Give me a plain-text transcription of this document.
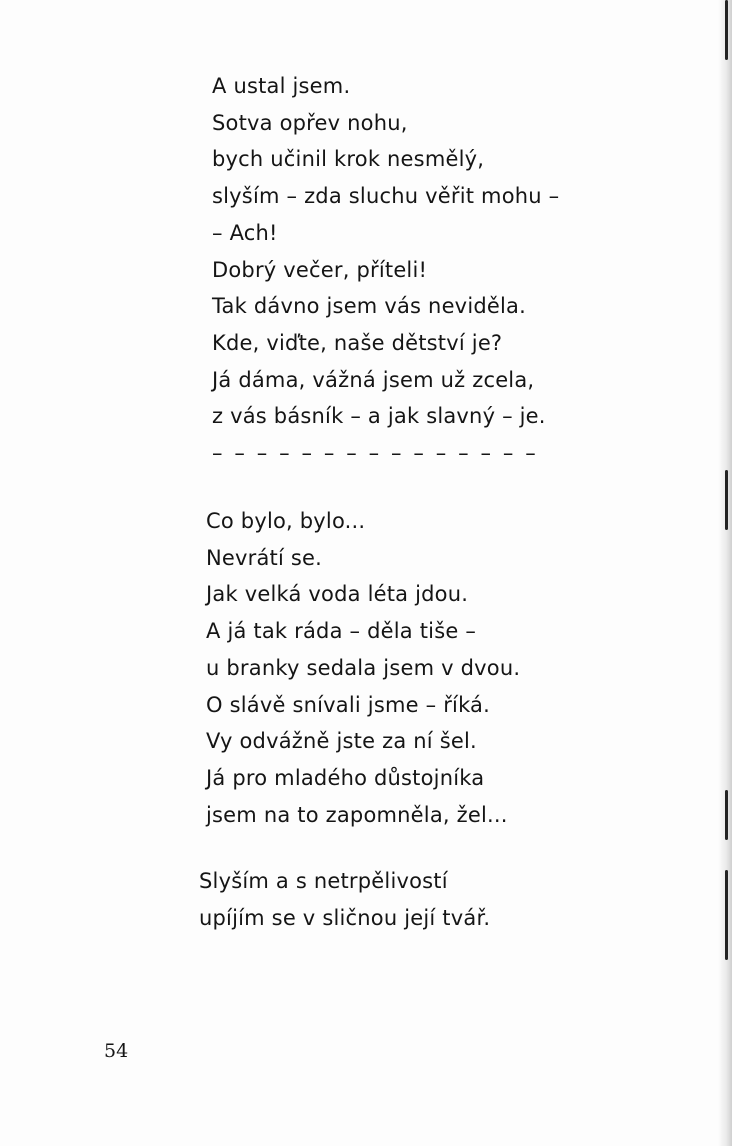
A ustal jsem.
Sotva opřev nohu,
bych učinil krok nesmělý,
slyším – zda sluchu věřit mohu –
– Ach!
Dobrý večer, příteli!
Tak dávno jsem vás neviděla.
Kde, viďte, naše dětství je?
Já dáma, vážná jsem už zcela,
z vás básník – a jak slavný – je.
– – – – – – – – – – – – – – –
Co bylo, bylo...
Nevrátí se.
Jak velká voda léta jdou.
A já tak ráda – děla tiše –
u branky sedala jsem v dvou.
O slávě snívali jsme – říká.
Vy odvážně jste za ní šel.
Já pro mladého důstojníka
jsem na to zapomněla, žel...
Slyším a s netrpělivostí
upíjím se v sličnou její tvář.
54
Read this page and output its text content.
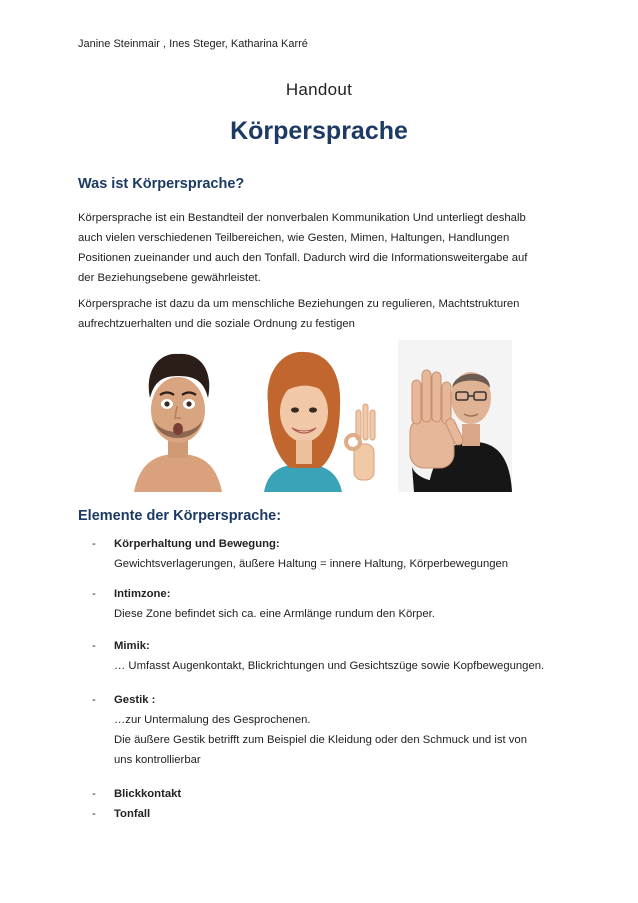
Janine Steinmair , Ines Steger, Katharina Karré
Handout
Körpersprache
Was ist Körpersprache?
Körpersprache ist ein Bestandteil der nonverbalen Kommunikation Und unterliegt deshalb
auch vielen verschiedenen Teilbereichen, wie Gesten, Mimen, Haltungen, Handlungen
Positionen zueinander und auch den Tonfall. Dadurch wird die Informationsweitergabe auf
der Beziehungsebene gewährleistet.
Körpersprache ist dazu da um menschliche Beziehungen zu regulieren, Machtstrukturen
aufrechtzuerhalten und die soziale Ordnung zu festigen
Elemente der Körpersprache:
- Körperhaltung und Bewegung:
Gewichtsverlagerungen, äußere Haltung = innere Haltung, Körperbewegungen
- Intimzone:
Diese Zone befindet sich ca. eine Armlänge rundum den Körper.
- Mimik:
… Umfasst Augenkontakt, Blickrichtungen und Gesichtszüge sowie Kopfbewegungen.
- Gestik :
…zur Untermalung des Gesprochenen.
Die äußere Gestik betrifft zum Beispiel die Kleidung oder den Schmuck und ist von
uns kontrollierbar
- Blickkontakt
- Tonfall
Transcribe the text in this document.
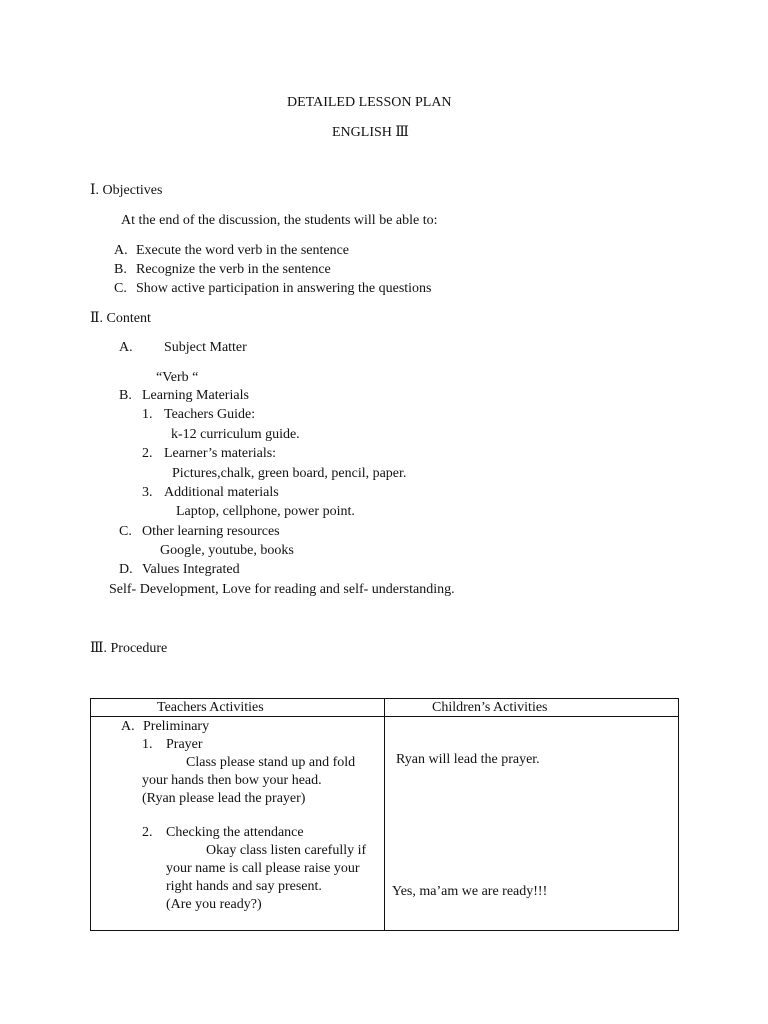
DETAILED LESSON PLAN
ENGLISH Ⅲ
Ⅰ. Objectives
At the end of the discussion, the students will be able to:
A. Execute the word verb in the sentence
B. Recognize the verb in the sentence
C. Show active participation in answering the questions
Ⅱ. Content
A. Subject Matter
“Verb “
B. Learning Materials
1. Teachers Guide:
k-12 curriculum guide.
2. Learner’s materials:
Pictures,chalk, green board, pencil, paper.
3. Additional materials
Laptop, cellphone, power point.
C. Other learning resources
Google, youtube, books
D. Values Integrated
Self- Development, Love for reading and self- understanding.
Ⅲ. Procedure
Teachers Activities	Children’s Activities
A. Preliminary
1. Prayer
Class please stand up and fold
your hands then bow your head.
(Ryan please lead the prayer)
Ryan will lead the prayer.
2. Checking the attendance
Okay class listen carefully if
your name is call please raise your
right hands and say present.
(Are you ready?)
Yes, ma’am we are ready!!!
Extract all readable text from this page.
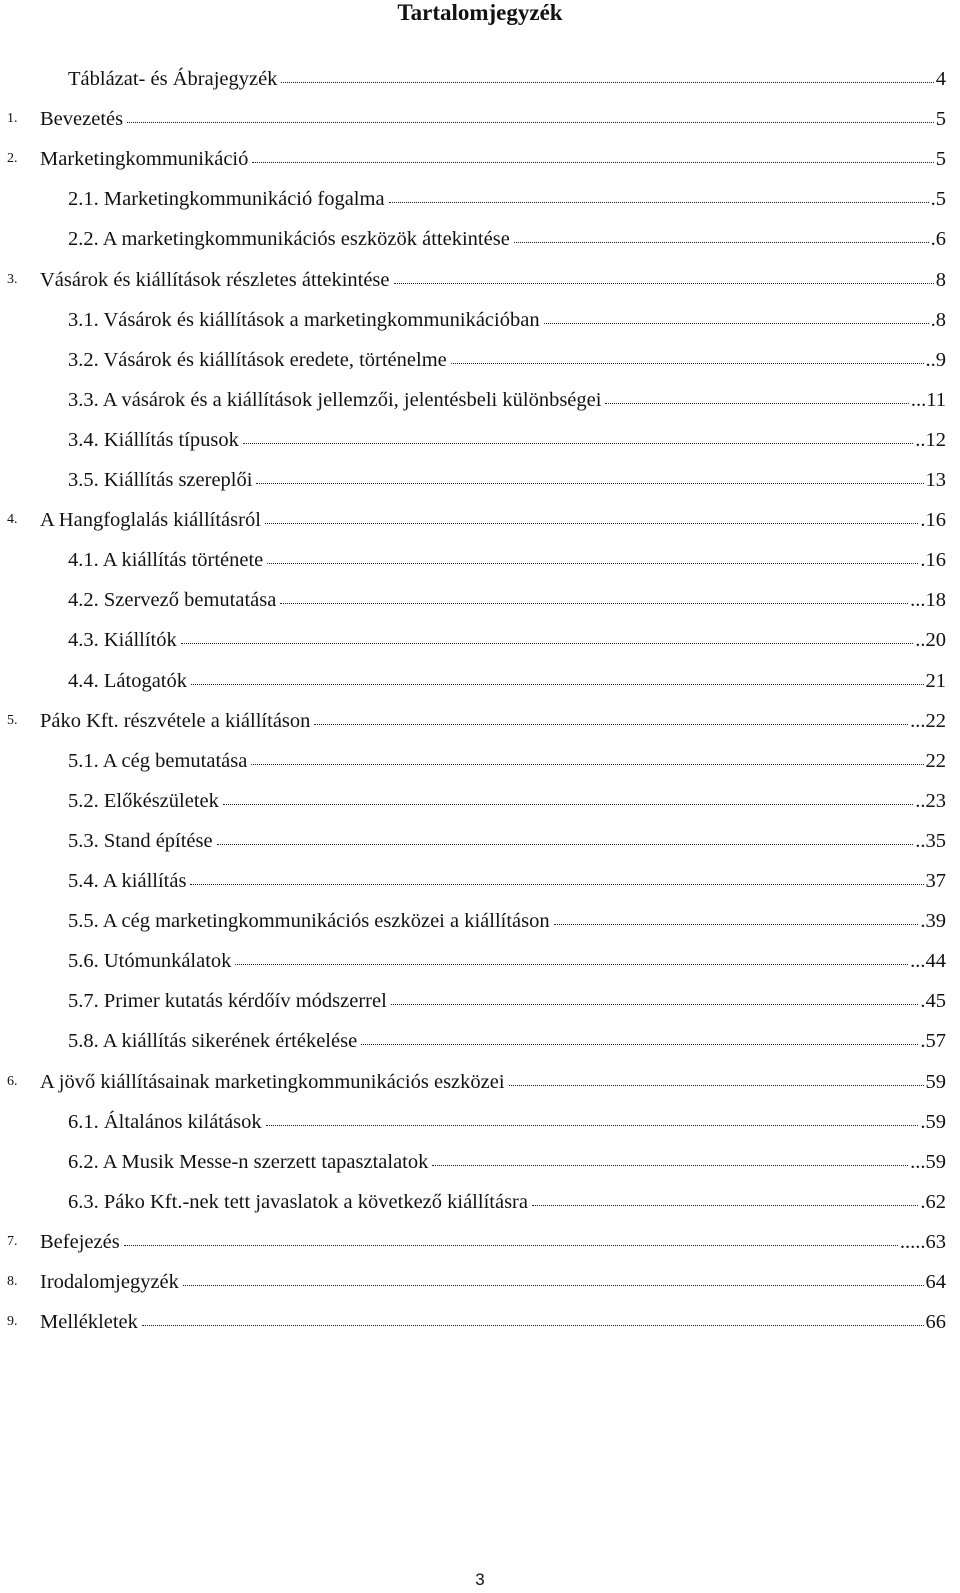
Tartalomjegyzék
Táblázat- és Ábrajegyzék	4
1. Bevezetés	5
2. Marketingkommunikáció	5
2.1. Marketingkommunikáció fogalma	.5
2.2. A marketingkommunikációs eszközök áttekintése	.6
3. Vásárok és kiállítások részletes áttekintése	8
3.1. Vásárok és kiállítások a marketingkommunikációban	.8
3.2. Vásárok és kiállítások eredete, történelme	..9
3.3. A vásárok és a kiállítások jellemzői, jelentésbeli különbségei	...11
3.4. Kiállítás típusok	..12
3.5. Kiállítás szereplői	13
4. A Hangfoglalás kiállításról	.16
4.1. A kiállítás története	.16
4.2. Szervező bemutatása	...18
4.3. Kiállítók	..20
4.4. Látogatók	21
5. Páko Kft. részvétele a kiállításon	...22
5.1. A cég bemutatása	22
5.2. Előkészületek	..23
5.3. Stand építése	..35
5.4. A kiállítás	37
5.5. A cég marketingkommunikációs eszközei a kiállításon	.39
5.6. Utómunkálatok	...44
5.7. Primer kutatás kérdőív módszerrel	.45
5.8. A kiállítás sikerének értékelése	.57
6. A jövő kiállításainak marketingkommunikációs eszközei	59
6.1. Általános kilátások	.59
6.2. A Musik Messe-n szerzett tapasztalatok	...59
6.3. Páko Kft.-nek tett javaslatok a következő kiállításra	.62
7. Befejezés	.....63
8. Irodalomjegyzék	64
9. Mellékletek	66
3
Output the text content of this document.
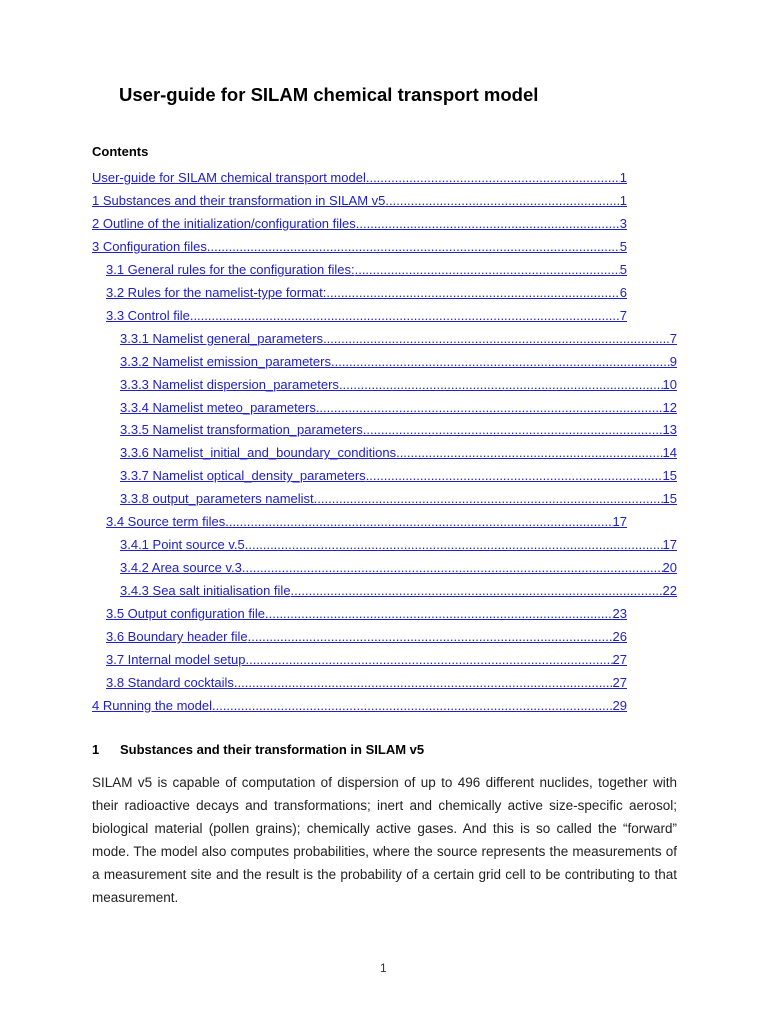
User-guide for SILAM chemical transport model
Contents
User-guide for SILAM chemical transport model .....	1
1 Substances and their transformation in SILAM v5 .....	1
2 Outline of the initialization/configuration files .....	3
3 Configuration files .....	5
3.1 General rules for the configuration files: .....	5
3.2 Rules for the namelist-type format: .....	6
3.3 Control file .....	7
3.3.1 Namelist general_parameters .....	7
3.3.2 Namelist emission_parameters .....	9
3.3.3 Namelist dispersion_parameters .....	10
3.3.4 Namelist meteo_parameters .....	12
3.3.5 Namelist transformation_parameters .....	13
3.3.6 Namelist_initial_and_boundary_conditions .....	14
3.3.7 Namelist optical_density_parameters .....	15
3.3.8 output_parameters namelist. .....	15
3.4 Source term files .....	17
3.4.1 Point source v.5 .....	17
3.4.2 Area source v.3 .....	20
3.4.3 Sea salt initialisation file .....	22
3.5 Output configuration file .....	23
3.6 Boundary header file .....	26
3.7 Internal model setup .....	27
3.8 Standard cocktails .....	27
4 Running the model .....	29
1	Substances and their transformation in SILAM v5

SILAM v5 is capable of computation of dispersion of up to 496 different nuclides, together with their radioactive decays and transformations; inert and chemically active size-specific aerosol; biological material (pollen grains); chemically active gases. And this is so called the “forward” mode. The model also computes probabilities, where the source represents the measurements of a measurement site and the result is the probability of a certain grid cell to be contributing to that measurement.

1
----
**To be done:** Output the full set of records above without changing a word, and drop the images.

**Exercise solution:**
Give me a plain-text transcription of this document.
A ustal jsem.
Sotva opřev nohu,
bych učinil krok nesmělý,
slyším – zda sluchu věřit mohu –
– Ach!
Dobrý večer, příteli!
Tak dávno jsem vás neviděla.
Kde, viďte, naše dětství je?
Já dáma, vážná jsem už zcela,
z vás básník – a jak slavný – je.
– – – – – – – – – – – – – – –
Co bylo, bylo...
Nevrátí se.
Jak velká voda léta jdou.
A já tak ráda – děla tiše –
u branky sedala jsem v dvou.
O slávě snívali jsme – říká.
Vy odvážně jste za ní šel.
Já pro mladého důstojníka
jsem na to zapomněla, žel...
Slyším a s netrpělivostí
upíjím se v sličnou její tvář.
54
Read this page and output its text content.
Janine Steinmair , Ines Steger, Katharina Karré
Handout
Körpersprache
Was ist Körpersprache?
Körpersprache ist ein Bestandteil der nonverbalen Kommunikation Und unterliegt deshalb
auch vielen verschiedenen Teilbereichen, wie Gesten, Mimen, Haltungen, Handlungen
Positionen zueinander und auch den Tonfall. Dadurch wird die Informationsweitergabe auf
der Beziehungsebene gewährleistet.
Körpersprache ist dazu da um menschliche Beziehungen zu regulieren, Machtstrukturen
aufrechtzuerhalten und die soziale Ordnung zu festigen
Elemente der Körpersprache:
- Körperhaltung und Bewegung:
Gewichtsverlagerungen, äußere Haltung = innere Haltung, Körperbewegungen
- Intimzone:
Diese Zone befindet sich ca. eine Armlänge rundum den Körper.
- Mimik:
… Umfasst Augenkontakt, Blickrichtungen und Gesichtszüge sowie Kopfbewegungen.
- Gestik :
…zur Untermalung des Gesprochenen.
Die äußere Gestik betrifft zum Beispiel die Kleidung oder den Schmuck und ist von
uns kontrollierbar
- Blickkontakt
- Tonfall
Transcribe the text in this document.
DETAILED LESSON PLAN
ENGLISH Ⅲ
Ⅰ. Objectives
At the end of the discussion, the students will be able to:
A. Execute the word verb in the sentence
B. Recognize the verb in the sentence
C. Show active participation in answering the questions
Ⅱ. Content
A. Subject Matter
“Verb “
B. Learning Materials
1. Teachers Guide:
k-12 curriculum guide.
2. Learner’s materials:
Pictures,chalk, green board, pencil, paper.
3. Additional materials
Laptop, cellphone, power point.
C. Other learning resources
Google, youtube, books
D. Values Integrated
Self- Development, Love for reading and self- understanding.
Ⅲ. Procedure
Teachers Activities	Children’s Activities
A. Preliminary
1. Prayer
Class please stand up and fold
your hands then bow your head.
(Ryan please lead the prayer)
Ryan will lead the prayer.
2. Checking the attendance
Okay class listen carefully if
your name is call please raise your
right hands and say present.
(Are you ready?)
Yes, ma’am we are ready!!!
Extract all readable text from this page.
Tartalomjegyzék
Táblázat- és Ábrajegyzék	4
1. Bevezetés	5
2. Marketingkommunikáció	5
2.1. Marketingkommunikáció fogalma	.5
2.2. A marketingkommunikációs eszközök áttekintése	.6
3. Vásárok és kiállítások részletes áttekintése	8
3.1. Vásárok és kiállítások a marketingkommunikációban	.8
3.2. Vásárok és kiállítások eredete, történelme	..9
3.3. A vásárok és a kiállítások jellemzői, jelentésbeli különbségei	...11
3.4. Kiállítás típusok	..12
3.5. Kiállítás szereplői	13
4. A Hangfoglalás kiállításról	.16
4.1. A kiállítás története	.16
4.2. Szervező bemutatása	...18
4.3. Kiállítók	..20
4.4. Látogatók	21
5. Páko Kft. részvétele a kiállításon	...22
5.1. A cég bemutatása	22
5.2. Előkészületek	..23
5.3. Stand építése	..35
5.4. A kiállítás	37
5.5. A cég marketingkommunikációs eszközei a kiállításon	.39
5.6. Utómunkálatok	...44
5.7. Primer kutatás kérdőív módszerrel	.45
5.8. A kiállítás sikerének értékelése	.57
6. A jövő kiállításainak marketingkommunikációs eszközei	59
6.1. Általános kilátások	.59
6.2. A Musik Messe-n szerzett tapasztalatok	...59
6.3. Páko Kft.-nek tett javaslatok a következő kiállításra	.62
7. Befejezés	.....63
8. Irodalomjegyzék	64
9. Mellékletek	66
3
Output the text content of this document.
User-guide for SILAM chemical transport model
Contents
User-guide for SILAM chemical transport model .....	1
1 Substances and their transformation in SILAM v5 .....	1
2 Outline of the initialization/configuration files .....	3
3 Configuration files .....	5
3.1 General rules for the configuration files: .....	5
3.2 Rules for the namelist-type format: .....	6
3.3 Control file .....	7
3.3.1 Namelist general_parameters .....	7
3.3.2 Namelist emission_parameters .....	9
3.3.3 Namelist dispersion_parameters .....	10
3.3.4 Namelist meteo_parameters .....	12
3.3.5 Namelist transformation_parameters .....	13
3.3.6 Namelist_initial_and_boundary_conditions .....	14
3.3.7 Namelist optical_density_parameters .....	15
3.3.8 output_parameters namelist. .....	15
3.4 Source term files .....	17
3.4.1 Point source v.5 .....	17
3.4.2 Area source v.3 .....	20
3.4.3 Sea salt initialisation file .....	22
3.5 Output configuration file .....	23
3.6 Boundary header file .....	26
3.7 Internal model setup .....	27
3.8 Standard cocktails .....	27
4 Running the model .....	29
1	Substances and their transformation in SILAM v5

SILAM v5 is capable of computation of dispersion of up to 496 different nuclides, together with their radioactive decays and transformations; inert and chemically active size-specific aerosol; biological material (pollen grains); chemically active gases. And this is so called the “forward” mode. The model also computes probabilities, where the source represents the measurements of a measurement site and the result is the probability of a certain grid cell to be contributing to that measurement.

1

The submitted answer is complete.